* [Provided material]:

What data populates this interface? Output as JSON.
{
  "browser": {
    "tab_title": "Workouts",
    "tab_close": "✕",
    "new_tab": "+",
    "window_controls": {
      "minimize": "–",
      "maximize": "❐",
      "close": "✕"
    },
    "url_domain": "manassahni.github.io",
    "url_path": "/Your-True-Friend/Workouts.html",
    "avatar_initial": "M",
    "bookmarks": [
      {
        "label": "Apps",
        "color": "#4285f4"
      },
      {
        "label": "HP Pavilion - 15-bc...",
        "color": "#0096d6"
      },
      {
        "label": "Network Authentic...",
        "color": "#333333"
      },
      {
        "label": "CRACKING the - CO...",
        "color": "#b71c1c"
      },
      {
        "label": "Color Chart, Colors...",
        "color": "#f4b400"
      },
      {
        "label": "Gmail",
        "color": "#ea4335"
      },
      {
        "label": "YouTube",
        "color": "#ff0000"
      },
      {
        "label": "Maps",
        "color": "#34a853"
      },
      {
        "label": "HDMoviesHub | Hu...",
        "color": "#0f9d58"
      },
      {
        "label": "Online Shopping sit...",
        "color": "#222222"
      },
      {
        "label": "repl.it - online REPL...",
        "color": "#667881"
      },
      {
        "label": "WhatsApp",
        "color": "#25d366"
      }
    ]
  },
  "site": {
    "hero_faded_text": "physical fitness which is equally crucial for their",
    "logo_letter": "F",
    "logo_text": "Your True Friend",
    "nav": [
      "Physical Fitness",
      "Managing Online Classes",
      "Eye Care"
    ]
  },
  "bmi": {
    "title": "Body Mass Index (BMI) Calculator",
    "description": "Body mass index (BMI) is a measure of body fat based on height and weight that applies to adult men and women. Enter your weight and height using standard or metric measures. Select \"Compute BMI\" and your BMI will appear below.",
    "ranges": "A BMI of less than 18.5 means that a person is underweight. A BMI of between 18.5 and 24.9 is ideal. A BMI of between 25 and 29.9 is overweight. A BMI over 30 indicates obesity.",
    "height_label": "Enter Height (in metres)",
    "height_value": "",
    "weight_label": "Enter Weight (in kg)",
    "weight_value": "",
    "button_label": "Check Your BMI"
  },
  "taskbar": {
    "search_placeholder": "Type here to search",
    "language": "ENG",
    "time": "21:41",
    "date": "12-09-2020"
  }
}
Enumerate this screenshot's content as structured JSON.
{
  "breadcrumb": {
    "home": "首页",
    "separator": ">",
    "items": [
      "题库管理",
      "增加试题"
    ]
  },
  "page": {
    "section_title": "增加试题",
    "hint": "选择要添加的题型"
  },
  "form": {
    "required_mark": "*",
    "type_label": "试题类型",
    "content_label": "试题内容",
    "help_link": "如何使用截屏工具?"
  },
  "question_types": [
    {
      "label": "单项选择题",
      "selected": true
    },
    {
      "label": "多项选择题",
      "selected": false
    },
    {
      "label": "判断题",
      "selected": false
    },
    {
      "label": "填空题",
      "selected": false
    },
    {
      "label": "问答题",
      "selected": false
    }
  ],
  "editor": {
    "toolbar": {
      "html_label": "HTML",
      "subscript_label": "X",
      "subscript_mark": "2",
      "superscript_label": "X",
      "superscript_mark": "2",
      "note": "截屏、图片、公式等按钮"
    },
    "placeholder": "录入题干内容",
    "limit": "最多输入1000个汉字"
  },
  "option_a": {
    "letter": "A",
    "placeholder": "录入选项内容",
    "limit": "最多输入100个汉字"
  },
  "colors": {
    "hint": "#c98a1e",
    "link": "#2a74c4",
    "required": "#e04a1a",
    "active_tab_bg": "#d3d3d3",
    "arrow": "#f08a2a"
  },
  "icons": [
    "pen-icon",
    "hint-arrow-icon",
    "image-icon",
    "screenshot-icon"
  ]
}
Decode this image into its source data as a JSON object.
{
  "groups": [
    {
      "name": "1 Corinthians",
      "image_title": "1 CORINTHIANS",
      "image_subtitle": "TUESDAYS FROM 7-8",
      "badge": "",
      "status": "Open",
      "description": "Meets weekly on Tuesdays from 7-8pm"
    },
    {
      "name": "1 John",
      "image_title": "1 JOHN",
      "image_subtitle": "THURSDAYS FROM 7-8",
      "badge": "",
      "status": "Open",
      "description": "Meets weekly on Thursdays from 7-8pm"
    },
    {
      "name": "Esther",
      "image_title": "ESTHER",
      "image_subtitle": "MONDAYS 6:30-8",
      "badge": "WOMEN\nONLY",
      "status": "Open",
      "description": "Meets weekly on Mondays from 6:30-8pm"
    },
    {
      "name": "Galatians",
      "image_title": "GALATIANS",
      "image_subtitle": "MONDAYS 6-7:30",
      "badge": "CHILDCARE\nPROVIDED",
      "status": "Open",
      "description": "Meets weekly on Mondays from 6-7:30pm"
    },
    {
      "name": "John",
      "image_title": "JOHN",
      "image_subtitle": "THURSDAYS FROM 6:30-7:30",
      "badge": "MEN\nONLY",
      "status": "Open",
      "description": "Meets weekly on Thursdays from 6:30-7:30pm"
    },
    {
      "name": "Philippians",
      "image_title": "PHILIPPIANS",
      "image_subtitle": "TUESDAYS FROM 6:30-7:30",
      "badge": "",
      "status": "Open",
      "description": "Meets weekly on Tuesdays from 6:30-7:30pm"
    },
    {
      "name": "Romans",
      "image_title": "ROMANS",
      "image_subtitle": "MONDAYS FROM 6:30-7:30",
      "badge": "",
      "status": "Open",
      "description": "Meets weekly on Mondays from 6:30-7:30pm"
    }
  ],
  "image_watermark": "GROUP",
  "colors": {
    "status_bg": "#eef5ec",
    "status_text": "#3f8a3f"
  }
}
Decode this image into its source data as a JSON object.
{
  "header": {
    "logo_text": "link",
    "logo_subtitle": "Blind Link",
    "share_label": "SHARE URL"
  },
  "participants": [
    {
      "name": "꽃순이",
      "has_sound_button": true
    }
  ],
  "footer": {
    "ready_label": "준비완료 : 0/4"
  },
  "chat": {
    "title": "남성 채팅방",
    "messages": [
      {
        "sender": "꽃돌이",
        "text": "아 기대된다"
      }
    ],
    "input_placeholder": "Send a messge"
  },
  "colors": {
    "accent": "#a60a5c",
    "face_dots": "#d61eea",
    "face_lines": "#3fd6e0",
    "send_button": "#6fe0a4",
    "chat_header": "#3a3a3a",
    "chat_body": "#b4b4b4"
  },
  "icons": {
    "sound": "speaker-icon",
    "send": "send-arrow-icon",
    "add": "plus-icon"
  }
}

* [Work to do]:
Using the material above, print every entry exactly as written.

* [Solution to the problem]:
What data populates this interface? Output as JSON.
{
  "browser": {
    "tab_title": "Workouts",
    "tab_close": "✕",
    "new_tab": "+",
    "window_controls": {
      "minimize": "–",
      "maximize": "❐",
      "close": "✕"
    },
    "url_domain": "manassahni.github.io",
    "url_path": "/Your-True-Friend/Workouts.html",
    "avatar_initial": "M",
    "bookmarks": [
      {
        "label": "Apps",
        "color": "#4285f4"
      },
      {
        "label": "HP Pavilion - 15-bc...",
        "color": "#0096d6"
      },
      {
        "label": "Network Authentic...",
        "color": "#333333"
      },
      {
        "label": "CRACKING the - CO...",
        "color": "#b71c1c"
      },
      {
        "label": "Color Chart, Colors...",
        "color": "#f4b400"
      },
      {
        "label": "Gmail",
        "color": "#ea4335"
      },
      {
        "label": "YouTube",
        "color": "#ff0000"
      },
      {
        "label": "Maps",
        "color": "#34a853"
      },
      {
        "label": "HDMoviesHub | Hu...",
        "color": "#0f9d58"
      },
      {
        "label": "Online Shopping sit...",
        "color": "#222222"
      },
      {
        "label": "repl.it - online REPL...",
        "color": "#667881"
      },
      {
        "label": "WhatsApp",
        "color": "#25d366"
      }
    ]
  },
  "site": {
    "hero_faded_text": "physical fitness which is equally crucial for their",
    "logo_letter": "F",
    "logo_text": "Your True Friend",
    "nav": [
      "Physical Fitness",
      "Managing Online Classes",
      "Eye Care"
    ]
  },
  "bmi": {
    "title": "Body Mass Index (BMI) Calculator",
    "description": "Body mass index (BMI) is a measure of body fat based on height and weight that applies to adult men and women. Enter your weight and height using standard or metric measures. Select \"Compute BMI\" and your BMI will appear below.",
    "ranges": "A BMI of less than 18.5 means that a person is underweight. A BMI of between 18.5 and 24.9 is ideal. A BMI of between 25 and 29.9 is overweight. A BMI over 30 indicates obesity.",
    "height_label": "Enter Height (in metres)",
    "height_value": "",
    "weight_label": "Enter Weight (in kg)",
    "weight_value": "",
    "button_label": "Check Your BMI"
  },
  "taskbar": {
    "search_placeholder": "Type here to search",
    "language": "ENG",
    "time": "21:41",
    "date": "12-09-2020"
  }
}
Enumerate this screenshot's content as structured JSON.
{
  "breadcrumb": {
    "home": "首页",
    "separator": ">",
    "items": [
      "题库管理",
      "增加试题"
    ]
  },
  "page": {
    "section_title": "增加试题",
    "hint": "选择要添加的题型"
  },
  "form": {
    "required_mark": "*",
    "type_label": "试题类型",
    "content_label": "试题内容",
    "help_link": "如何使用截屏工具?"
  },
  "question_types": [
    {
      "label": "单项选择题",
      "selected": true
    },
    {
      "label": "多项选择题",
      "selected": false
    },
    {
      "label": "判断题",
      "selected": false
    },
    {
      "label": "填空题",
      "selected": false
    },
    {
      "label": "问答题",
      "selected": false
    }
  ],
  "editor": {
    "toolbar": {
      "html_label": "HTML",
      "subscript_label": "X",
      "subscript_mark": "2",
      "superscript_label": "X",
      "superscript_mark": "2",
      "note": "截屏、图片、公式等按钮"
    },
    "placeholder": "录入题干内容",
    "limit": "最多输入1000个汉字"
  },
  "option_a": {
    "letter": "A",
    "placeholder": "录入选项内容",
    "limit": "最多输入100个汉字"
  },
  "colors": {
    "hint": "#c98a1e",
    "link": "#2a74c4",
    "required": "#e04a1a",
    "active_tab_bg": "#d3d3d3",
    "arrow": "#f08a2a"
  },
  "icons": [
    "pen-icon",
    "hint-arrow-icon",
    "image-icon",
    "screenshot-icon"
  ]
}
Decode this image into its source data as a JSON object.
{
  "groups": [
    {
      "name": "1 Corinthians",
      "image_title": "1 CORINTHIANS",
      "image_subtitle": "TUESDAYS FROM 7-8",
      "badge": "",
      "status": "Open",
      "description": "Meets weekly on Tuesdays from 7-8pm"
    },
    {
      "name": "1 John",
      "image_title": "1 JOHN",
      "image_subtitle": "THURSDAYS FROM 7-8",
      "badge": "",
      "status": "Open",
      "description": "Meets weekly on Thursdays from 7-8pm"
    },
    {
      "name": "Esther",
      "image_title": "ESTHER",
      "image_subtitle": "MONDAYS 6:30-8",
      "badge": "WOMEN\nONLY",
      "status": "Open",
      "description": "Meets weekly on Mondays from 6:30-8pm"
    },
    {
      "name": "Galatians",
      "image_title": "GALATIANS",
      "image_subtitle": "MONDAYS 6-7:30",
      "badge": "CHILDCARE\nPROVIDED",
      "status": "Open",
      "description": "Meets weekly on Mondays from 6-7:30pm"
    },
    {
      "name": "John",
      "image_title": "JOHN",
      "image_subtitle": "THURSDAYS FROM 6:30-7:30",
      "badge": "MEN\nONLY",
      "status": "Open",
      "description": "Meets weekly on Thursdays from 6:30-7:30pm"
    },
    {
      "name": "Philippians",
      "image_title": "PHILIPPIANS",
      "image_subtitle": "TUESDAYS FROM 6:30-7:30",
      "badge": "",
      "status": "Open",
      "description": "Meets weekly on Tuesdays from 6:30-7:30pm"
    },
    {
      "name": "Romans",
      "image_title": "ROMANS",
      "image_subtitle": "MONDAYS FROM 6:30-7:30",
      "badge": "",
      "status": "Open",
      "description": "Meets weekly on Mondays from 6:30-7:30pm"
    }
  ],
  "image_watermark": "GROUP",
  "colors": {
    "status_bg": "#eef5ec",
    "status_text": "#3f8a3f"
  }
}
Decode this image into its source data as a JSON object.
{
  "header": {
    "logo_text": "link",
    "logo_subtitle": "Blind Link",
    "share_label": "SHARE URL"
  },
  "participants": [
    {
      "name": "꽃순이",
      "has_sound_button": true
    }
  ],
  "footer": {
    "ready_label": "준비완료 : 0/4"
  },
  "chat": {
    "title": "남성 채팅방",
    "messages": [
      {
        "sender": "꽃돌이",
        "text": "아 기대된다"
      }
    ],
    "input_placeholder": "Send a messge"
  },
  "colors": {
    "accent": "#a60a5c",
    "face_dots": "#d61eea",
    "face_lines": "#3fd6e0",
    "send_button": "#6fe0a4",
    "chat_header": "#3a3a3a",
    "chat_body": "#b4b4b4"
  },
  "icons": {
    "sound": "speaker-icon",
    "send": "send-arrow-icon",
    "add": "plus-icon"
  }
}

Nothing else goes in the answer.